◆ What is asked: Print every line of the items below exactly as it appears, without changing anything.

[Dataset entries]
+++

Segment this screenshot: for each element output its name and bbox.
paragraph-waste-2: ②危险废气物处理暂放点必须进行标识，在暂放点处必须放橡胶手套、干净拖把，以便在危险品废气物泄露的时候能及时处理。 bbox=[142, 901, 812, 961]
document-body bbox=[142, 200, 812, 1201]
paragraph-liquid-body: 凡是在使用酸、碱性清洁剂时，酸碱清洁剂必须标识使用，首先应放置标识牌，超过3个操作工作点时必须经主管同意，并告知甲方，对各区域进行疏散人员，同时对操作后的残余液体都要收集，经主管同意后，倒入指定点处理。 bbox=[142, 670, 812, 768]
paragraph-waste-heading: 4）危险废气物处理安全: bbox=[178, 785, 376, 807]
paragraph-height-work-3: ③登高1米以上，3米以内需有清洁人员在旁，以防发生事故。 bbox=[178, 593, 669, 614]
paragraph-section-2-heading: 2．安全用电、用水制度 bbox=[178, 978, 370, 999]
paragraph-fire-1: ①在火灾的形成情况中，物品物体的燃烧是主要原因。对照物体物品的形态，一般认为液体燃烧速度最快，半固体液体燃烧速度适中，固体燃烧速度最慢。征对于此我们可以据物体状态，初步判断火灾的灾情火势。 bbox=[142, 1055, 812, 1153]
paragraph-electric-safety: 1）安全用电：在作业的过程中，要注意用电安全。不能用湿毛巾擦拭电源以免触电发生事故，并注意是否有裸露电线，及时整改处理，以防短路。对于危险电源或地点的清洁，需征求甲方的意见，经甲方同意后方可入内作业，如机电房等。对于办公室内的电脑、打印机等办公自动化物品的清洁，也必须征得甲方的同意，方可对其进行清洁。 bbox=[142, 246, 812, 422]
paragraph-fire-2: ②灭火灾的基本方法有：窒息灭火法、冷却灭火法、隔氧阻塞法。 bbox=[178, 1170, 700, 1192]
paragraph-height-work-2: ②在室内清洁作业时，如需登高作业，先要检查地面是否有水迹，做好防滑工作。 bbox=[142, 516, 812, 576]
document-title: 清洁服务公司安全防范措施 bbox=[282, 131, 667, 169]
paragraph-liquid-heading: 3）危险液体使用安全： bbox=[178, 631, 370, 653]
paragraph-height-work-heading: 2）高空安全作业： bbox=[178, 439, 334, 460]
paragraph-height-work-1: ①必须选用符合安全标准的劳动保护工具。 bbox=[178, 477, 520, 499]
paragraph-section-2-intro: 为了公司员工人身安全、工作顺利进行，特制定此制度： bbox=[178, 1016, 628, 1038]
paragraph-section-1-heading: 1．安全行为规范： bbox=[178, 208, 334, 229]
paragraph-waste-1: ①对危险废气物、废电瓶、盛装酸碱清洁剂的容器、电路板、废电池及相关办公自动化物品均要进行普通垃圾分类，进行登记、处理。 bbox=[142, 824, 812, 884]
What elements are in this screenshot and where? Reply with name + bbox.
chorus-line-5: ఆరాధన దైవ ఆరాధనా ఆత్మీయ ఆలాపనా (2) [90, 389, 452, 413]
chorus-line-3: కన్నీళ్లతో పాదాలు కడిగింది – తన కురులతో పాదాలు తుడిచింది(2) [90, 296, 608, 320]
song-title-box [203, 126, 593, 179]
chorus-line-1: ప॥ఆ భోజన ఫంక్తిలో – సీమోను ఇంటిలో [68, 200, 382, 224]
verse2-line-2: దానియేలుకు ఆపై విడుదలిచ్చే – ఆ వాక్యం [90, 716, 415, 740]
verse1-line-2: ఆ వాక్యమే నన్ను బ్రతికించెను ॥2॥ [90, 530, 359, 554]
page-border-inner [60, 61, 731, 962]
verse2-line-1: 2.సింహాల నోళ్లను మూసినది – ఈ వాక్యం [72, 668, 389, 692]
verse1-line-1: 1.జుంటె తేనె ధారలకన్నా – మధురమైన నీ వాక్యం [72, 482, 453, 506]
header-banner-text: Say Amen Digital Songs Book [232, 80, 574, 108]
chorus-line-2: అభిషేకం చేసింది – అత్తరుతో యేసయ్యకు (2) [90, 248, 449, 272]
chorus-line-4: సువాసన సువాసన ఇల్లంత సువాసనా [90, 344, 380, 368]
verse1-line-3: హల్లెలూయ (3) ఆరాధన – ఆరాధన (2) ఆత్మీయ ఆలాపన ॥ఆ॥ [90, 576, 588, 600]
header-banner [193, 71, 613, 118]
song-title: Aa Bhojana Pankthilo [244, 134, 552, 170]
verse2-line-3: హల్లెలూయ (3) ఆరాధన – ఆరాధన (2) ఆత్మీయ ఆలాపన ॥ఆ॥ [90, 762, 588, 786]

+++

◆ Answer to this problem:
Segment this screenshot: for each element output its name and bbox.
paragraph-waste-2: ②危险废气物处理暂放点必须进行标识，在暂放点处必须放橡胶手套、干净拖把，以便在危险品废气物泄露的时候能及时处理。 bbox=[142, 901, 812, 961]
document-body bbox=[142, 200, 812, 1201]
paragraph-liquid-body: 凡是在使用酸、碱性清洁剂时，酸碱清洁剂必须标识使用，首先应放置标识牌，超过3个操作工作点时必须经主管同意，并告知甲方，对各区域进行疏散人员，同时对操作后的残余液体都要收集，经主管同意后，倒入指定点处理。 bbox=[142, 670, 812, 768]
paragraph-waste-heading: 4）危险废气物处理安全: bbox=[178, 785, 376, 807]
paragraph-height-work-3: ③登高1米以上，3米以内需有清洁人员在旁，以防发生事故。 bbox=[178, 593, 669, 614]
paragraph-section-2-heading: 2．安全用电、用水制度 bbox=[178, 978, 370, 999]
paragraph-fire-1: ①在火灾的形成情况中，物品物体的燃烧是主要原因。对照物体物品的形态，一般认为液体燃烧速度最快，半固体液体燃烧速度适中，固体燃烧速度最慢。征对于此我们可以据物体状态，初步判断火灾的灾情火势。 bbox=[142, 1055, 812, 1153]
paragraph-electric-safety: 1）安全用电：在作业的过程中，要注意用电安全。不能用湿毛巾擦拭电源以免触电发生事故，并注意是否有裸露电线，及时整改处理，以防短路。对于危险电源或地点的清洁，需征求甲方的意见，经甲方同意后方可入内作业，如机电房等。对于办公室内的电脑、打印机等办公自动化物品的清洁，也必须征得甲方的同意，方可对其进行清洁。 bbox=[142, 246, 812, 422]
paragraph-fire-2: ②灭火灾的基本方法有：窒息灭火法、冷却灭火法、隔氧阻塞法。 bbox=[178, 1170, 700, 1192]
paragraph-height-work-2: ②在室内清洁作业时，如需登高作业，先要检查地面是否有水迹，做好防滑工作。 bbox=[142, 516, 812, 576]
document-title: 清洁服务公司安全防范措施 bbox=[282, 131, 667, 169]
paragraph-liquid-heading: 3）危险液体使用安全： bbox=[178, 631, 370, 653]
paragraph-height-work-heading: 2）高空安全作业： bbox=[178, 439, 334, 460]
paragraph-height-work-1: ①必须选用符合安全标准的劳动保护工具。 bbox=[178, 477, 520, 499]
paragraph-section-2-intro: 为了公司员工人身安全、工作顺利进行，特制定此制度： bbox=[178, 1016, 628, 1038]
paragraph-section-1-heading: 1．安全行为规范： bbox=[178, 208, 334, 229]
paragraph-waste-1: ①对危险废气物、废电瓶、盛装酸碱清洁剂的容器、电路板、废电池及相关办公自动化物品均要进行普通垃圾分类，进行登记、处理。 bbox=[142, 824, 812, 884]
What elements are in this screenshot and where? Reply with name + bbox.
chorus-line-5: ఆరాధన దైవ ఆరాధనా ఆత్మీయ ఆలాపనా (2) [90, 389, 452, 413]
chorus-line-3: కన్నీళ్లతో పాదాలు కడిగింది – తన కురులతో పాదాలు తుడిచింది(2) [90, 296, 608, 320]
song-title-box [203, 126, 593, 179]
chorus-line-1: ప॥ఆ భోజన ఫంక్తిలో – సీమోను ఇంటిలో [68, 200, 382, 224]
verse2-line-2: దానియేలుకు ఆపై విడుదలిచ్చే – ఆ వాక్యం [90, 716, 415, 740]
verse1-line-2: ఆ వాక్యమే నన్ను బ్రతికించెను ॥2॥ [90, 530, 359, 554]
page-border-inner [60, 61, 731, 962]
verse2-line-1: 2.సింహాల నోళ్లను మూసినది – ఈ వాక్యం [72, 668, 389, 692]
verse1-line-1: 1.జుంటె తేనె ధారలకన్నా – మధురమైన నీ వాక్యం [72, 482, 453, 506]
header-banner-text: Say Amen Digital Songs Book [232, 80, 574, 108]
chorus-line-2: అభిషేకం చేసింది – అత్తరుతో యేసయ్యకు (2) [90, 248, 449, 272]
chorus-line-4: సువాసన సువాసన ఇల్లంత సువాసనా [90, 344, 380, 368]
verse1-line-3: హల్లెలూయ (3) ఆరాధన – ఆరాధన (2) ఆత్మీయ ఆలాపన ॥ఆ॥ [90, 576, 588, 600]
header-banner [193, 71, 613, 118]
song-title: Aa Bhojana Pankthilo [244, 134, 552, 170]
verse2-line-3: హల్లెలూయ (3) ఆరాధన – ఆరాధన (2) ఆత్మీయ ఆలాపన ॥ఆ॥ [90, 762, 588, 786]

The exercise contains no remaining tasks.